Show every line below where "TEMIME" can be found.

## Data excerpts
^^^^^^^^
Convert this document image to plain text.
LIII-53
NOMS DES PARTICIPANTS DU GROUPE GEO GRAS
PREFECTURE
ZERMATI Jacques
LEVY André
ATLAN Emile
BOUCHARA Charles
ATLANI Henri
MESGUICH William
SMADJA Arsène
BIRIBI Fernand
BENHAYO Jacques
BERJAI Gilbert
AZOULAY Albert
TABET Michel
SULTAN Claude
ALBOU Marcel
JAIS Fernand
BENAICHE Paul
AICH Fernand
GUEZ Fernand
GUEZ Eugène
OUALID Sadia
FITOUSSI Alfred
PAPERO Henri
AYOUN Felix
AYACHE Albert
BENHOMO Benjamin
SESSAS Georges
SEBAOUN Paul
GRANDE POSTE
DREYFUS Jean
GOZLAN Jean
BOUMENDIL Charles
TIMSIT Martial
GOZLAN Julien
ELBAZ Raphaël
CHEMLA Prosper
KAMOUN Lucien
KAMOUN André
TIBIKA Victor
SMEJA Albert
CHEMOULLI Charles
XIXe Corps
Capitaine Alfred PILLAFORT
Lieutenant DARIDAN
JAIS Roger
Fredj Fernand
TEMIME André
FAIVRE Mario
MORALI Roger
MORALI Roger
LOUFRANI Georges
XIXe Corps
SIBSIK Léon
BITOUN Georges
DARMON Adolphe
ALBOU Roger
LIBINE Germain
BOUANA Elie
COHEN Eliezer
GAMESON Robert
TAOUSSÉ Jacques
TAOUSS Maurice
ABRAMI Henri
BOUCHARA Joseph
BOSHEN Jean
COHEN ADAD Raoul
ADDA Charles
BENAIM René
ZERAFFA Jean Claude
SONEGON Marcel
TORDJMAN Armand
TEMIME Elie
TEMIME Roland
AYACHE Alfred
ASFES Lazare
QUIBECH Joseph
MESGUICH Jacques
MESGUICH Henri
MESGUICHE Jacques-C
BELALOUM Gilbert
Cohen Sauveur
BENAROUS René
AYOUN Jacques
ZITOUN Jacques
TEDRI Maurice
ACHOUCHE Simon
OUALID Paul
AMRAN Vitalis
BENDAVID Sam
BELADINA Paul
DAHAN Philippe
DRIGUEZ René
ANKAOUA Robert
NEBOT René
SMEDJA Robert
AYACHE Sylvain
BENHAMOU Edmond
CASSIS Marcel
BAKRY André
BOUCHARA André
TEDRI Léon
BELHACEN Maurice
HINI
^^^^^^^^
## EXPECTED ANSWER
TEMIME André
TEMIME Elie
TEMIME Roland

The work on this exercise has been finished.